**THE RECORDS:**

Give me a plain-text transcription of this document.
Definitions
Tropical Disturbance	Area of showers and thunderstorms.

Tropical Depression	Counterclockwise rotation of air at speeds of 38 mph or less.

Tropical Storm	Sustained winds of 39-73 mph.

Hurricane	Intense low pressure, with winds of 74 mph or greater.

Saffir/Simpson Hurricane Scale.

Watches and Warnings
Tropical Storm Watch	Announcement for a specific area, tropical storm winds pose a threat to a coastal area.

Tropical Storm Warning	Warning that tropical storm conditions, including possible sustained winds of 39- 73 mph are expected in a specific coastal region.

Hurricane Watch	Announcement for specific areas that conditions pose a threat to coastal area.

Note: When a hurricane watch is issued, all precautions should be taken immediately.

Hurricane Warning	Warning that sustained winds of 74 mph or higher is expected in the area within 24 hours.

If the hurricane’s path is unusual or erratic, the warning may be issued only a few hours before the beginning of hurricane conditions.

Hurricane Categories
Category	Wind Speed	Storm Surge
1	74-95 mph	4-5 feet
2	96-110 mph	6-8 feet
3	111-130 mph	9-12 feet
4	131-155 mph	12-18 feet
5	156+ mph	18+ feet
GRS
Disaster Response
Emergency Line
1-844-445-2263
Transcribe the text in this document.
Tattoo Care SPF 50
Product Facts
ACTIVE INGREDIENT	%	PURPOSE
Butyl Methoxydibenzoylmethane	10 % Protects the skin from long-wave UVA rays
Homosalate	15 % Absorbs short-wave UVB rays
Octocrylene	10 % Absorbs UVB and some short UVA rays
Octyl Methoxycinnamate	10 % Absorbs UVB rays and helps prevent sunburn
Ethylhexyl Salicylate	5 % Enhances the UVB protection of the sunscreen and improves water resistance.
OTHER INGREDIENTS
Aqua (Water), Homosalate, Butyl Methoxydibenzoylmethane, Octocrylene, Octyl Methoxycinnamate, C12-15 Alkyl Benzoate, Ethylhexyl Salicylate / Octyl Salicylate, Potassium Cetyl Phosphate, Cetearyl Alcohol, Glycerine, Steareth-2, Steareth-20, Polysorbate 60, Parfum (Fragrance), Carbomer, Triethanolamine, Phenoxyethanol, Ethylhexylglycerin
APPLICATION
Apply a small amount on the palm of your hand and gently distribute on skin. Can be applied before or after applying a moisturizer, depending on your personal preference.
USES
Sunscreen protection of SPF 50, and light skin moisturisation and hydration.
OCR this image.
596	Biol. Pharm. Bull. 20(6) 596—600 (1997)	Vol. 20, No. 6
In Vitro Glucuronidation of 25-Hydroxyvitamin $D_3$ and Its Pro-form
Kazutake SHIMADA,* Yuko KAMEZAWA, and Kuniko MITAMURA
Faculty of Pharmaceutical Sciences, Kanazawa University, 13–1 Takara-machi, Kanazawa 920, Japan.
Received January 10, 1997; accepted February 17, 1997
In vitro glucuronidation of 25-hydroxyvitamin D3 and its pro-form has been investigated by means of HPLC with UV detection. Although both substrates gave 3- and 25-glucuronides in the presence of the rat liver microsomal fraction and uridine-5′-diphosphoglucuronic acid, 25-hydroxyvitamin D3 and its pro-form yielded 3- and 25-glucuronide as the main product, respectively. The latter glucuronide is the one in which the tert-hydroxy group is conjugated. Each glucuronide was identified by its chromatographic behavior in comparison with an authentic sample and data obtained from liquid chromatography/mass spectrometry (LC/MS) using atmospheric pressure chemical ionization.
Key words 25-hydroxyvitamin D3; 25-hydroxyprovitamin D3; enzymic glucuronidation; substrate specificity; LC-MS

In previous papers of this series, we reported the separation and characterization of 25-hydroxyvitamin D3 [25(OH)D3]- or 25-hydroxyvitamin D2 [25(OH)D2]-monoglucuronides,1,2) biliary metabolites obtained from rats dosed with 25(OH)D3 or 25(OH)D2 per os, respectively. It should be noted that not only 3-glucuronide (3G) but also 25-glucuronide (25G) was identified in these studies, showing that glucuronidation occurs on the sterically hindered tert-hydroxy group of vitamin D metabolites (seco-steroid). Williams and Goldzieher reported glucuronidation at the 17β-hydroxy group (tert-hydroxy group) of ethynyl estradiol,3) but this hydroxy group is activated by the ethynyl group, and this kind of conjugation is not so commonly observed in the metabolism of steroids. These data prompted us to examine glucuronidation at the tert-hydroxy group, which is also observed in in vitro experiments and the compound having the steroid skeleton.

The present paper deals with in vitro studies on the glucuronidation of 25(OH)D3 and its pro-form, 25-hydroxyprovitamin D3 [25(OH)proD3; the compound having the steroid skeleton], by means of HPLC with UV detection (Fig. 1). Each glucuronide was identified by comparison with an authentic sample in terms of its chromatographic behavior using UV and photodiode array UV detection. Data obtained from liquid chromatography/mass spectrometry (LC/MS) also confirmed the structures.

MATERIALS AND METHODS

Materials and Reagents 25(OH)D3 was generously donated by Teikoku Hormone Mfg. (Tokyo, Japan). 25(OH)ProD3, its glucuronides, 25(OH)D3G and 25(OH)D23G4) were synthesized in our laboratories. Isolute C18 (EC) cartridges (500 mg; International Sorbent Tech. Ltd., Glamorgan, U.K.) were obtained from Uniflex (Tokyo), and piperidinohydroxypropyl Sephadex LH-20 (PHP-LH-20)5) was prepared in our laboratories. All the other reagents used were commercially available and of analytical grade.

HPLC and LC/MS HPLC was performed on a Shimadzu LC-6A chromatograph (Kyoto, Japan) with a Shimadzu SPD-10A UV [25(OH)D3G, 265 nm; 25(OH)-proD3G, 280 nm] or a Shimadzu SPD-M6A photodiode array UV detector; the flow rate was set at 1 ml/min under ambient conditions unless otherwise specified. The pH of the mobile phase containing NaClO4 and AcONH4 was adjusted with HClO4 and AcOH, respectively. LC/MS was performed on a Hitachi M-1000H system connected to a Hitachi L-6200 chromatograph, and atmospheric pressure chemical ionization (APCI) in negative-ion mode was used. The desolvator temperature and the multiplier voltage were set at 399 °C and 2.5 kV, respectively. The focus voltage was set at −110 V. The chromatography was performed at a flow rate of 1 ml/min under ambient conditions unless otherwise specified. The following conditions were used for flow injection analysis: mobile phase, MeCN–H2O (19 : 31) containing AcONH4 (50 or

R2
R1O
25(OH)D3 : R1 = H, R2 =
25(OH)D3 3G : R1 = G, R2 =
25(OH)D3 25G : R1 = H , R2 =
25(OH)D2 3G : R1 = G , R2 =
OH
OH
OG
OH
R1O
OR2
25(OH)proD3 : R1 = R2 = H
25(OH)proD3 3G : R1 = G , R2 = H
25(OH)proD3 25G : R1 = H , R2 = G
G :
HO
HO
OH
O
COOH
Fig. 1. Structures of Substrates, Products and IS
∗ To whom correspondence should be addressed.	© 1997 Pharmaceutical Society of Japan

**WHAT YOU HAVE TO DO:**
Pull out each record as written and restate it exactly.

**WRITTEN SOLUTION:**
Give me a plain-text transcription of this document.
Definitions
Tropical Disturbance	Area of showers and thunderstorms.

Tropical Depression	Counterclockwise rotation of air at speeds of 38 mph or less.

Tropical Storm	Sustained winds of 39-73 mph.

Hurricane	Intense low pressure, with winds of 74 mph or greater.

Saffir/Simpson Hurricane Scale.

Watches and Warnings
Tropical Storm Watch	Announcement for a specific area, tropical storm winds pose a threat to a coastal area.

Tropical Storm Warning	Warning that tropical storm conditions, including possible sustained winds of 39- 73 mph are expected in a specific coastal region.

Hurricane Watch	Announcement for specific areas that conditions pose a threat to coastal area.

Note: When a hurricane watch is issued, all precautions should be taken immediately.

Hurricane Warning	Warning that sustained winds of 74 mph or higher is expected in the area within 24 hours.

If the hurricane’s path is unusual or erratic, the warning may be issued only a few hours before the beginning of hurricane conditions.

Hurricane Categories
Category	Wind Speed	Storm Surge
1	74-95 mph	4-5 feet
2	96-110 mph	6-8 feet
3	111-130 mph	9-12 feet
4	131-155 mph	12-18 feet
5	156+ mph	18+ feet
GRS
Disaster Response
Emergency Line
1-844-445-2263
Transcribe the text in this document.
Tattoo Care SPF 50
Product Facts
ACTIVE INGREDIENT	%	PURPOSE
Butyl Methoxydibenzoylmethane	10 % Protects the skin from long-wave UVA rays
Homosalate	15 % Absorbs short-wave UVB rays
Octocrylene	10 % Absorbs UVB and some short UVA rays
Octyl Methoxycinnamate	10 % Absorbs UVB rays and helps prevent sunburn
Ethylhexyl Salicylate	5 % Enhances the UVB protection of the sunscreen and improves water resistance.
OTHER INGREDIENTS
Aqua (Water), Homosalate, Butyl Methoxydibenzoylmethane, Octocrylene, Octyl Methoxycinnamate, C12-15 Alkyl Benzoate, Ethylhexyl Salicylate / Octyl Salicylate, Potassium Cetyl Phosphate, Cetearyl Alcohol, Glycerine, Steareth-2, Steareth-20, Polysorbate 60, Parfum (Fragrance), Carbomer, Triethanolamine, Phenoxyethanol, Ethylhexylglycerin
APPLICATION
Apply a small amount on the palm of your hand and gently distribute on skin. Can be applied before or after applying a moisturizer, depending on your personal preference.
USES
Sunscreen protection of SPF 50, and light skin moisturisation and hydration.
OCR this image.
596	Biol. Pharm. Bull. 20(6) 596—600 (1997)	Vol. 20, No. 6
In Vitro Glucuronidation of 25-Hydroxyvitamin $D_3$ and Its Pro-form
Kazutake SHIMADA,* Yuko KAMEZAWA, and Kuniko MITAMURA
Faculty of Pharmaceutical Sciences, Kanazawa University, 13–1 Takara-machi, Kanazawa 920, Japan.
Received January 10, 1997; accepted February 17, 1997
In vitro glucuronidation of 25-hydroxyvitamin D3 and its pro-form has been investigated by means of HPLC with UV detection. Although both substrates gave 3- and 25-glucuronides in the presence of the rat liver microsomal fraction and uridine-5′-diphosphoglucuronic acid, 25-hydroxyvitamin D3 and its pro-form yielded 3- and 25-glucuronide as the main product, respectively. The latter glucuronide is the one in which the tert-hydroxy group is conjugated. Each glucuronide was identified by its chromatographic behavior in comparison with an authentic sample and data obtained from liquid chromatography/mass spectrometry (LC/MS) using atmospheric pressure chemical ionization.
Key words 25-hydroxyvitamin D3; 25-hydroxyprovitamin D3; enzymic glucuronidation; substrate specificity; LC-MS

In previous papers of this series, we reported the separation and characterization of 25-hydroxyvitamin D3 [25(OH)D3]- or 25-hydroxyvitamin D2 [25(OH)D2]-monoglucuronides,1,2) biliary metabolites obtained from rats dosed with 25(OH)D3 or 25(OH)D2 per os, respectively. It should be noted that not only 3-glucuronide (3G) but also 25-glucuronide (25G) was identified in these studies, showing that glucuronidation occurs on the sterically hindered tert-hydroxy group of vitamin D metabolites (seco-steroid). Williams and Goldzieher reported glucuronidation at the 17β-hydroxy group (tert-hydroxy group) of ethynyl estradiol,3) but this hydroxy group is activated by the ethynyl group, and this kind of conjugation is not so commonly observed in the metabolism of steroids. These data prompted us to examine glucuronidation at the tert-hydroxy group, which is also observed in in vitro experiments and the compound having the steroid skeleton.

The present paper deals with in vitro studies on the glucuronidation of 25(OH)D3 and its pro-form, 25-hydroxyprovitamin D3 [25(OH)proD3; the compound having the steroid skeleton], by means of HPLC with UV detection (Fig. 1). Each glucuronide was identified by comparison with an authentic sample in terms of its chromatographic behavior using UV and photodiode array UV detection. Data obtained from liquid chromatography/mass spectrometry (LC/MS) also confirmed the structures.

MATERIALS AND METHODS

Materials and Reagents 25(OH)D3 was generously donated by Teikoku Hormone Mfg. (Tokyo, Japan). 25(OH)ProD3, its glucuronides, 25(OH)D3G and 25(OH)D23G4) were synthesized in our laboratories. Isolute C18 (EC) cartridges (500 mg; International Sorbent Tech. Ltd., Glamorgan, U.K.) were obtained from Uniflex (Tokyo), and piperidinohydroxypropyl Sephadex LH-20 (PHP-LH-20)5) was prepared in our laboratories. All the other reagents used were commercially available and of analytical grade.

HPLC and LC/MS HPLC was performed on a Shimadzu LC-6A chromatograph (Kyoto, Japan) with a Shimadzu SPD-10A UV [25(OH)D3G, 265 nm; 25(OH)-proD3G, 280 nm] or a Shimadzu SPD-M6A photodiode array UV detector; the flow rate was set at 1 ml/min under ambient conditions unless otherwise specified. The pH of the mobile phase containing NaClO4 and AcONH4 was adjusted with HClO4 and AcOH, respectively. LC/MS was performed on a Hitachi M-1000H system connected to a Hitachi L-6200 chromatograph, and atmospheric pressure chemical ionization (APCI) in negative-ion mode was used. The desolvator temperature and the multiplier voltage were set at 399 °C and 2.5 kV, respectively. The focus voltage was set at −110 V. The chromatography was performed at a flow rate of 1 ml/min under ambient conditions unless otherwise specified. The following conditions were used for flow injection analysis: mobile phase, MeCN–H2O (19 : 31) containing AcONH4 (50 or

R2
R1O
25(OH)D3 : R1 = H, R2 =
25(OH)D3 3G : R1 = G, R2 =
25(OH)D3 25G : R1 = H , R2 =
25(OH)D2 3G : R1 = G , R2 =
OH
OH
OG
OH
R1O
OR2
25(OH)proD3 : R1 = R2 = H
25(OH)proD3 3G : R1 = G , R2 = H
25(OH)proD3 25G : R1 = H , R2 = G
G :
HO
HO
OH
O
COOH
Fig. 1. Structures of Substrates, Products and IS
∗ To whom correspondence should be addressed.	© 1997 Pharmaceutical Society of Japan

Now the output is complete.